> _Extracted records_
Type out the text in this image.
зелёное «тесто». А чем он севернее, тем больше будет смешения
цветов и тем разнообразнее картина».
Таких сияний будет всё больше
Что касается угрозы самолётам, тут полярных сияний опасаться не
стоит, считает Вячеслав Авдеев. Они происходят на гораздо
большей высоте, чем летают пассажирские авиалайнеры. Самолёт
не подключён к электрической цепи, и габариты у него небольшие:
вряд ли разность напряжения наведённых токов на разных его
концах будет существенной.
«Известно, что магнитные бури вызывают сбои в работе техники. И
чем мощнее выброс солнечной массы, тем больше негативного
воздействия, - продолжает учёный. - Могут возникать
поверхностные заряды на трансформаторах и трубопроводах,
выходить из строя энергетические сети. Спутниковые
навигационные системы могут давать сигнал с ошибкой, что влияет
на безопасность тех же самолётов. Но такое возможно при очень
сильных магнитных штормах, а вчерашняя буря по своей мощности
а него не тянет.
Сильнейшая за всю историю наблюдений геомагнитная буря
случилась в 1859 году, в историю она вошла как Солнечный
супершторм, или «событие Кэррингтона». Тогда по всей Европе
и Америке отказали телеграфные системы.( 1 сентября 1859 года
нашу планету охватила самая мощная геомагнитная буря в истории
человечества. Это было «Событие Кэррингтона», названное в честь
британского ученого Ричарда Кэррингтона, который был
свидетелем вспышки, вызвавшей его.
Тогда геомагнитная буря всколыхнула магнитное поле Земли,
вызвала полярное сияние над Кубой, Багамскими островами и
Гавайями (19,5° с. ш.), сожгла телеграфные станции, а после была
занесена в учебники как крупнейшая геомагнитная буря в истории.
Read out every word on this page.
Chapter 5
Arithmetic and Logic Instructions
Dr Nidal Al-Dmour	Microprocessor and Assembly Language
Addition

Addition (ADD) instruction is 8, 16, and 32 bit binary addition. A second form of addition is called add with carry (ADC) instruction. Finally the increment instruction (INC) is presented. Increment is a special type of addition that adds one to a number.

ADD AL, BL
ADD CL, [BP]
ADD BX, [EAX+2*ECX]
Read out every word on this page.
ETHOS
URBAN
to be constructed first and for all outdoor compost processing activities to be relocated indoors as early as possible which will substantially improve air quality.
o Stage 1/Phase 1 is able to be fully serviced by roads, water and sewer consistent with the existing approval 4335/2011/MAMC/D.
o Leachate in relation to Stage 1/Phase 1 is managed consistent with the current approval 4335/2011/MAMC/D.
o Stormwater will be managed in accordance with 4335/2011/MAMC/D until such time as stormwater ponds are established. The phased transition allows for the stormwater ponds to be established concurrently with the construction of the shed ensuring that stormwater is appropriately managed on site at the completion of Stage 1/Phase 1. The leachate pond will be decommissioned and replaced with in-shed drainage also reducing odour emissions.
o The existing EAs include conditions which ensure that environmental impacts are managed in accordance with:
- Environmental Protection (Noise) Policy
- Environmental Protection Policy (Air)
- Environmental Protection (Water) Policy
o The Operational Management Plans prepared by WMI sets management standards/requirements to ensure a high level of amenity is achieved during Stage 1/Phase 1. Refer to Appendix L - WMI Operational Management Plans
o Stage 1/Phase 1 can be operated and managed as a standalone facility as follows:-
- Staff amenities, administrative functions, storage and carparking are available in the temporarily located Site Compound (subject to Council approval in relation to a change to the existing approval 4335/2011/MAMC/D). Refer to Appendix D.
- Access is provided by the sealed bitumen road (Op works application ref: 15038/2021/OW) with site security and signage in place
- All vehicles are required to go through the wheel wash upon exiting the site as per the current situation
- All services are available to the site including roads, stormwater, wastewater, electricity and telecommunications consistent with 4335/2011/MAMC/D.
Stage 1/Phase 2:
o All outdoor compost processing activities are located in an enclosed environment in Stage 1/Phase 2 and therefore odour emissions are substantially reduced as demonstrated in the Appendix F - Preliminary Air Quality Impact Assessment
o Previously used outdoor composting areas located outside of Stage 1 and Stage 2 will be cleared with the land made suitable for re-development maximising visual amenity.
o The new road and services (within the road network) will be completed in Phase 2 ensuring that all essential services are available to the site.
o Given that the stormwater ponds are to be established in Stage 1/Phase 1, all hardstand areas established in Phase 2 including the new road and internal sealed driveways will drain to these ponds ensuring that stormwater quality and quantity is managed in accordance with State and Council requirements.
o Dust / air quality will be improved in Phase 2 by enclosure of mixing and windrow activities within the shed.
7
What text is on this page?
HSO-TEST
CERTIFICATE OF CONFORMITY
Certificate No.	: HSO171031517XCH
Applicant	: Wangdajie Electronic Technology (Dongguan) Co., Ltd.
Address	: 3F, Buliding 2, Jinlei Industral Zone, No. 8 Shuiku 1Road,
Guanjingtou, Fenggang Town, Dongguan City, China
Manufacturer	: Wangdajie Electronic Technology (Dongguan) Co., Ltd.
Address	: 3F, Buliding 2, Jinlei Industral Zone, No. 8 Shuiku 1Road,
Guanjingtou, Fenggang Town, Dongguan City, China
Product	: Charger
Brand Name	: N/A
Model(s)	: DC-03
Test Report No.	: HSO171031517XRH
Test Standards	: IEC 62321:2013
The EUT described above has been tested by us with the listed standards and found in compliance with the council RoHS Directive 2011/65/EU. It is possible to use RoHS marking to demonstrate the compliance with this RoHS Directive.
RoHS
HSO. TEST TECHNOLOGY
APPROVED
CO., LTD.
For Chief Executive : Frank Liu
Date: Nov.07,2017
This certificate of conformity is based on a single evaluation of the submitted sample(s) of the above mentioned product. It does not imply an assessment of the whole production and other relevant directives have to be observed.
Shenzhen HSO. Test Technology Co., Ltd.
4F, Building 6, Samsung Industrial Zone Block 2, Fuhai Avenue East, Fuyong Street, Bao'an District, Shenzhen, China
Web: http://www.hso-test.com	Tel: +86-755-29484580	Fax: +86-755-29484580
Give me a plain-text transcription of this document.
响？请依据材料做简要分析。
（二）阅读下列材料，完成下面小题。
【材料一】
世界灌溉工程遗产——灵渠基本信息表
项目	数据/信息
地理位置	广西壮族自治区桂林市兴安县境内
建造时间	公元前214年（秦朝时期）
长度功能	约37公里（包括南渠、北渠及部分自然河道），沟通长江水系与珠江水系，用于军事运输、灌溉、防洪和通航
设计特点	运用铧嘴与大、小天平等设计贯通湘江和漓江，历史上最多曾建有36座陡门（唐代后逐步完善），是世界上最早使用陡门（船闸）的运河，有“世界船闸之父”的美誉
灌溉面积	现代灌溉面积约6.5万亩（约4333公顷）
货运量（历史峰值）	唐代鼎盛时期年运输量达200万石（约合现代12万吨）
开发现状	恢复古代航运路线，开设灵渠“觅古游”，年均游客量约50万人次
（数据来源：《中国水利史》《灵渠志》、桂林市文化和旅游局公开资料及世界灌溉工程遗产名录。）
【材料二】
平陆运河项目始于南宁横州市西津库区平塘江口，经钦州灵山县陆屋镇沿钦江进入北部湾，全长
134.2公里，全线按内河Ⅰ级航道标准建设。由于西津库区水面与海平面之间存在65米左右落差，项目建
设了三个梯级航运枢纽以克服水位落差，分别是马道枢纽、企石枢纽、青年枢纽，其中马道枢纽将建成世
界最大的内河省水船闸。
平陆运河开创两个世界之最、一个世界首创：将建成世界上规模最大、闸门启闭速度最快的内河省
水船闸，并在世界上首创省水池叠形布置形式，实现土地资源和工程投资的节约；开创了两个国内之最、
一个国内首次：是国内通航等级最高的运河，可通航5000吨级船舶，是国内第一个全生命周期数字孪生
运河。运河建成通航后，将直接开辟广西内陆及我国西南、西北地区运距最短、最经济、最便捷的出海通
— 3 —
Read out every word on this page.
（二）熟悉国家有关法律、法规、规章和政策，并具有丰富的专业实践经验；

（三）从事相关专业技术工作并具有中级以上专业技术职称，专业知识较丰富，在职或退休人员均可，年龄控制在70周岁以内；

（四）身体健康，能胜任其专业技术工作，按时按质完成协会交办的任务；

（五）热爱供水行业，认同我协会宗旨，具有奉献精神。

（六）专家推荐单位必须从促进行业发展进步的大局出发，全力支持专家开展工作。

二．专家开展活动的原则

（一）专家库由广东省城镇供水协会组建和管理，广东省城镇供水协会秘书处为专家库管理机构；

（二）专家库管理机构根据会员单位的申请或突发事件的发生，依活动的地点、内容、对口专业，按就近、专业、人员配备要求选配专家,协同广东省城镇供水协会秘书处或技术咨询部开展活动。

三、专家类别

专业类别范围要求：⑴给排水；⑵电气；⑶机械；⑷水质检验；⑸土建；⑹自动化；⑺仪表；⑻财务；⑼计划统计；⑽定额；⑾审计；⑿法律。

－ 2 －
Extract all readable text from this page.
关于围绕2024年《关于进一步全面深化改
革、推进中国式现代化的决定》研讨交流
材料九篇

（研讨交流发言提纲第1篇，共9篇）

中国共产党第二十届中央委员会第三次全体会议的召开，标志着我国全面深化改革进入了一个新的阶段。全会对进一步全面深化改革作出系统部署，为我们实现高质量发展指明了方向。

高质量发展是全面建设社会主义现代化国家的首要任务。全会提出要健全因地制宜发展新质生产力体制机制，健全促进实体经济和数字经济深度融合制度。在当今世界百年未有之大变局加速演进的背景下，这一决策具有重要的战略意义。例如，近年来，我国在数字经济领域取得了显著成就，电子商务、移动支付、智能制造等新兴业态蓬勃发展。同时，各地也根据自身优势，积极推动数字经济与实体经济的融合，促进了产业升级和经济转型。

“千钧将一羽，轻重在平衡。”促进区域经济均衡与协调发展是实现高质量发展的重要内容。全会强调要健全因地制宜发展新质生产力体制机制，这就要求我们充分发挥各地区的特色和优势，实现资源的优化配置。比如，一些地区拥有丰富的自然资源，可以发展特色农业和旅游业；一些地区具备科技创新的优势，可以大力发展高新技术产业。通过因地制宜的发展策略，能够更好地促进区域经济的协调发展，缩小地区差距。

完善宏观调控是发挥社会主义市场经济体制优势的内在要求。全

> _What the exercise asks_
In the entries above, identify every line with the word "Тогда". Copy those lines.

> _The completed task_
супершторм, или «событие Кэррингтона». Тогда по всей Европе
Тогда геомагнитная буря всколыхнула магнитное поле Земли,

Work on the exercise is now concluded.